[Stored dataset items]
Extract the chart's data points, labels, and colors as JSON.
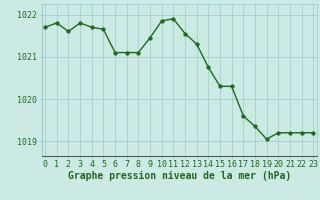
{
  "x": [
    0,
    1,
    2,
    3,
    4,
    5,
    6,
    7,
    8,
    9,
    10,
    11,
    12,
    13,
    14,
    15,
    16,
    17,
    18,
    19,
    20,
    21,
    22,
    23
  ],
  "y": [
    1021.7,
    1021.8,
    1021.6,
    1021.8,
    1021.7,
    1021.65,
    1021.1,
    1021.1,
    1021.1,
    1021.45,
    1021.85,
    1021.9,
    1021.55,
    1021.3,
    1020.75,
    1020.3,
    1020.3,
    1019.6,
    1019.35,
    1019.05,
    1019.2,
    1019.2,
    1019.2,
    1019.2
  ],
  "line_color": "#1a6b1a",
  "marker_color": "#1a6b1a",
  "bg_color": "#cceae4",
  "grid_color": "#99cccc",
  "axis_color": "#1a6b1a",
  "xlabel": "Graphe pression niveau de la mer (hPa)",
  "ylim": [
    1018.65,
    1022.25
  ],
  "yticks": [
    1019,
    1020,
    1021,
    1022
  ],
  "xticks": [
    0,
    1,
    2,
    3,
    4,
    5,
    6,
    7,
    8,
    9,
    10,
    11,
    12,
    13,
    14,
    15,
    16,
    17,
    18,
    19,
    20,
    21,
    22,
    23
  ],
  "xlabel_fontsize": 7,
  "tick_fontsize": 6,
  "line_width": 1.0,
  "marker_size": 2.5
}
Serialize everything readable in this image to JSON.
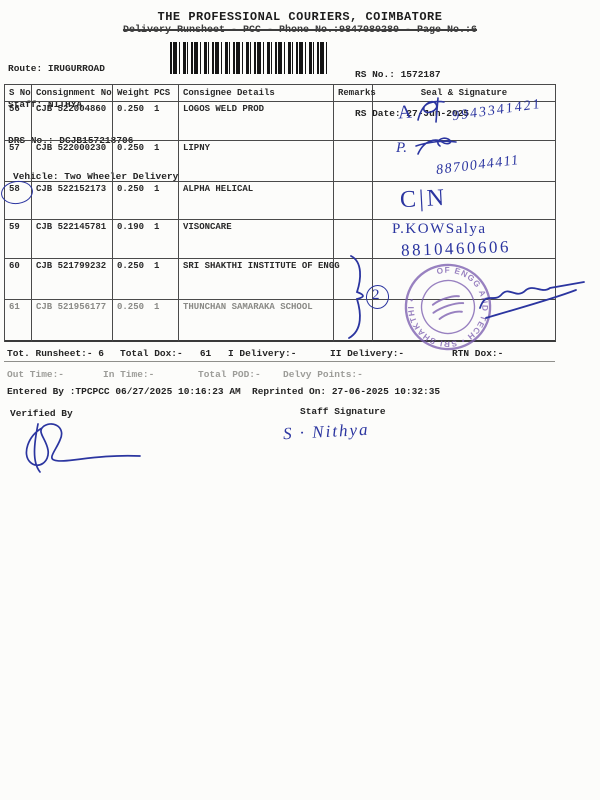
{
  "header": {
    "title": "THE PROFESSIONAL COURIERS, COIMBATORE",
    "subtitle": "Delivery Runsheet - PCC - Phone No.:9847080280 - Page No.:6",
    "route": "Route: IRUGURROAD",
    "staff": "Staff: NITHYA",
    "drs_no": "DRS No.: DCJB157218706",
    "vehicle": "Vehicle: Two Wheeler Delivery",
    "rs_no": "RS No.: 1572187",
    "rs_date": "RS Date: 27-Jun-2025",
    "barcode_icon": "barcode"
  },
  "table": {
    "columns": [
      "S No",
      "Consignment No",
      "Weight",
      "PCS",
      "Consignee Details",
      "Remarks",
      "Seal & Signature"
    ],
    "rows": [
      {
        "s_no": "56",
        "consignment_no": "CJB 522004860",
        "weight": "0.250",
        "pcs": "1",
        "consignee": "LOGOS WELD PROD",
        "remarks": ""
      },
      {
        "s_no": "57",
        "consignment_no": "CJB 522000230",
        "weight": "0.250",
        "pcs": "1",
        "consignee": "LIPNY",
        "remarks": ""
      },
      {
        "s_no": "58",
        "consignment_no": "CJB 522152173",
        "weight": "0.250",
        "pcs": "1",
        "consignee": "ALPHA HELICAL",
        "remarks": ""
      },
      {
        "s_no": "59",
        "consignment_no": "CJB 522145781",
        "weight": "0.190",
        "pcs": "1",
        "consignee": "VISONCARE",
        "remarks": ""
      },
      {
        "s_no": "60",
        "consignment_no": "CJB 521799232",
        "weight": "0.250",
        "pcs": "1",
        "consignee": "SRI SHAKTHI INSTITUTE OF ENGG",
        "remarks": ""
      },
      {
        "s_no": "61",
        "consignment_no": "CJB 521956177",
        "weight": "0.250",
        "pcs": "1",
        "consignee": "THUNCHAN SAMARAKA SCHOOL",
        "remarks": ""
      }
    ]
  },
  "annotations": {
    "ink_color": "#2b35a0",
    "stamp_color": "#7d5fb0",
    "row56_initial": "A",
    "row56_phone": "9943341421",
    "row57_initial": "P.",
    "row57_phone": "8870044411",
    "row58_note": "C|N",
    "row59_name": "P.KOWSalya",
    "row59_phone": "8810460606",
    "row60_brace_count": "2",
    "stamp_ring_text": "OF ENGG AND TECH • SRI SHAKTHI •",
    "staff_signature_name": "S · Nithya"
  },
  "totals": {
    "runsheet": "Tot. Runsheet:- 6",
    "total_dox": "Total Dox:-   61",
    "i_delivery": "I Delivery:-",
    "ii_delivery": "II Delivery:-",
    "rtn_dox": "RTN Dox:-"
  },
  "times": {
    "out_time": "Out Time:-",
    "in_time": "In Time:-",
    "total_pod": "Total POD:-",
    "delvy_points": "Delvy Points:-"
  },
  "footer": {
    "entered_by": "Entered By :TPCPCC 06/27/2025 10:16:23 AM",
    "reprinted_on": "Reprinted On: 27-06-2025 10:32:35",
    "verified_by_label": "Verified By",
    "staff_signature_label": "Staff Signature"
  }
}
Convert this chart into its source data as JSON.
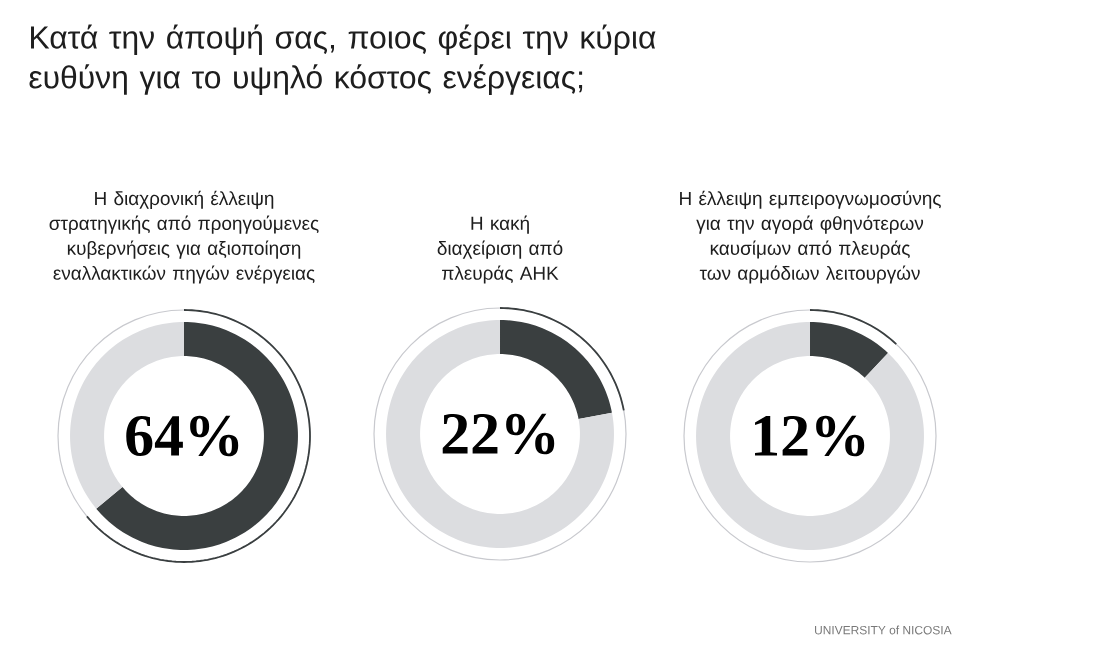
{
  "chart_data": [
    {
      "type": "donut",
      "title": "Κατά την άποψή σας, ποιος φέρει την κύρια ευθύνη για το υψηλό κόστος ενέργειας;",
      "subtitle": "Η διαχρονική έλλειψη στρατηγικής από προηγούμενες κυβερνήσεις για αξιοποίηση εναλλακτικών πηγών ενέργειας",
      "categories": [
        null,
        null
      ],
      "values": [
        64,
        36
      ],
      "colors": [
        "#3a3f40",
        "#dcdde0"
      ],
      "annotations": [
        "64%"
      ]
    },
    {
      "type": "donut",
      "subtitle": "Η κακή διαχείριση από πλευράς ΑΗΚ",
      "categories": [
        null,
        null
      ],
      "values": [
        22,
        78
      ],
      "colors": [
        "#3a3f40",
        "#dcdde0"
      ],
      "annotations": [
        "22%"
      ]
    },
    {
      "type": "donut",
      "subtitle": "Η έλλειψη εμπειρογνωμοσύνης για την αγορά φθηνότερων καυσίμων από πλευράς των αρμόδιων λειτουργών",
      "categories": [
        null,
        null
      ],
      "values": [
        12,
        88
      ],
      "colors": [
        "#3a3f40",
        "#dcdde0"
      ],
      "annotations": [
        "12%",
        "UNIVERSITY of NICOSIA"
      ]
    }
  ]
}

**EXERCISE:** Your copy of the data above should match it exactly, except that pictures are left out.

**RESPONSE TO THE EXERCISE:**
Extract the chart's data points, labels, and colors as JSON.
{
  "x": [
    0,
    1,
    2,
    3,
    4,
    5,
    6,
    7,
    8,
    9,
    10,
    11,
    12,
    13,
    14,
    15,
    16,
    17,
    18,
    19,
    20,
    21,
    22,
    23
  ],
  "y": [
    1021.7,
    1021.8,
    1021.6,
    1021.8,
    1021.7,
    1021.65,
    1021.1,
    1021.1,
    1021.1,
    1021.45,
    1021.85,
    1021.9,
    1021.55,
    1021.3,
    1020.75,
    1020.3,
    1020.3,
    1019.6,
    1019.35,
    1019.05,
    1019.2,
    1019.2,
    1019.2,
    1019.2
  ],
  "line_color": "#1a6b1a",
  "marker_color": "#1a6b1a",
  "bg_color": "#cceae4",
  "grid_color": "#99cccc",
  "axis_color": "#1a6b1a",
  "xlabel": "Graphe pression niveau de la mer (hPa)",
  "ylim": [
    1018.65,
    1022.25
  ],
  "yticks": [
    1019,
    1020,
    1021,
    1022
  ],
  "xticks": [
    0,
    1,
    2,
    3,
    4,
    5,
    6,
    7,
    8,
    9,
    10,
    11,
    12,
    13,
    14,
    15,
    16,
    17,
    18,
    19,
    20,
    21,
    22,
    23
  ],
  "xlabel_fontsize": 7,
  "tick_fontsize": 6,
  "line_width": 1.0,
  "marker_size": 2.5
}
Serialize everything readable in this image to JSON.
{
  "header": {
    "title": "THE PROFESSIONAL COURIERS, COIMBATORE",
    "subtitle": "Delivery Runsheet - PCC - Phone No.:9847080280 - Page No.:6",
    "route": "Route: IRUGURROAD",
    "staff": "Staff: NITHYA",
    "drs_no": "DRS No.: DCJB157218706",
    "vehicle": "Vehicle: Two Wheeler Delivery",
    "rs_no": "RS No.: 1572187",
    "rs_date": "RS Date: 27-Jun-2025",
    "barcode_icon": "barcode"
  },
  "table": {
    "columns": [
      "S No",
      "Consignment No",
      "Weight",
      "PCS",
      "Consignee Details",
      "Remarks",
      "Seal & Signature"
    ],
    "rows": [
      {
        "s_no": "56",
        "consignment_no": "CJB 522004860",
        "weight": "0.250",
        "pcs": "1",
        "consignee": "LOGOS WELD PROD",
        "remarks": ""
      },
      {
        "s_no": "57",
        "consignment_no": "CJB 522000230",
        "weight": "0.250",
        "pcs": "1",
        "consignee": "LIPNY",
        "remarks": ""
      },
      {
        "s_no": "58",
        "consignment_no": "CJB 522152173",
        "weight": "0.250",
        "pcs": "1",
        "consignee": "ALPHA HELICAL",
        "remarks": ""
      },
      {
        "s_no": "59",
        "consignment_no": "CJB 522145781",
        "weight": "0.190",
        "pcs": "1",
        "consignee": "VISONCARE",
        "remarks": ""
      },
      {
        "s_no": "60",
        "consignment_no": "CJB 521799232",
        "weight": "0.250",
        "pcs": "1",
        "consignee": "SRI SHAKTHI INSTITUTE OF ENGG",
        "remarks": ""
      },
      {
        "s_no": "61",
        "consignment_no": "CJB 521956177",
        "weight": "0.250",
        "pcs": "1",
        "consignee": "THUNCHAN SAMARAKA SCHOOL",
        "remarks": ""
      }
    ]
  },
  "annotations": {
    "ink_color": "#2b35a0",
    "stamp_color": "#7d5fb0",
    "row56_initial": "A",
    "row56_phone": "9943341421",
    "row57_initial": "P.",
    "row57_phone": "8870044411",
    "row58_note": "C|N",
    "row59_name": "P.KOWSalya",
    "row59_phone": "8810460606",
    "row60_brace_count": "2",
    "stamp_ring_text": "OF ENGG AND TECH • SRI SHAKTHI •",
    "staff_signature_name": "S · Nithya"
  },
  "totals": {
    "runsheet": "Tot. Runsheet:- 6",
    "total_dox": "Total Dox:-   61",
    "i_delivery": "I Delivery:-",
    "ii_delivery": "II Delivery:-",
    "rtn_dox": "RTN Dox:-"
  },
  "times": {
    "out_time": "Out Time:-",
    "in_time": "In Time:-",
    "total_pod": "Total POD:-",
    "delvy_points": "Delvy Points:-"
  },
  "footer": {
    "entered_by": "Entered By :TPCPCC 06/27/2025 10:16:23 AM",
    "reprinted_on": "Reprinted On: 27-06-2025 10:32:35",
    "verified_by_label": "Verified By",
    "staff_signature_label": "Staff Signature"
  }
}
Convert this chart into its source data as JSON.
{
  "chart_data": [
    {
      "type": "donut",
      "title": "Κατά την άποψή σας, ποιος φέρει την κύρια ευθύνη για το υψηλό κόστος ενέργειας;",
      "subtitle": "Η διαχρονική έλλειψη στρατηγικής από προηγούμενες κυβερνήσεις για αξιοποίηση εναλλακτικών πηγών ενέργειας",
      "categories": [
        null,
        null
      ],
      "values": [
        64,
        36
      ],
      "colors": [
        "#3a3f40",
        "#dcdde0"
      ],
      "annotations": [
        "64%"
      ]
    },
    {
      "type": "donut",
      "subtitle": "Η κακή διαχείριση από πλευράς ΑΗΚ",
      "categories": [
        null,
        null
      ],
      "values": [
        22,
        78
      ],
      "colors": [
        "#3a3f40",
        "#dcdde0"
      ],
      "annotations": [
        "22%"
      ]
    },
    {
      "type": "donut",
      "subtitle": "Η έλλειψη εμπειρογνωμοσύνης για την αγορά φθηνότερων καυσίμων από πλευράς των αρμόδιων λειτουργών",
      "categories": [
        null,
        null
      ],
      "values": [
        12,
        88
      ],
      "colors": [
        "#3a3f40",
        "#dcdde0"
      ],
      "annotations": [
        "12%",
        "UNIVERSITY of NICOSIA"
      ]
    }
  ]
}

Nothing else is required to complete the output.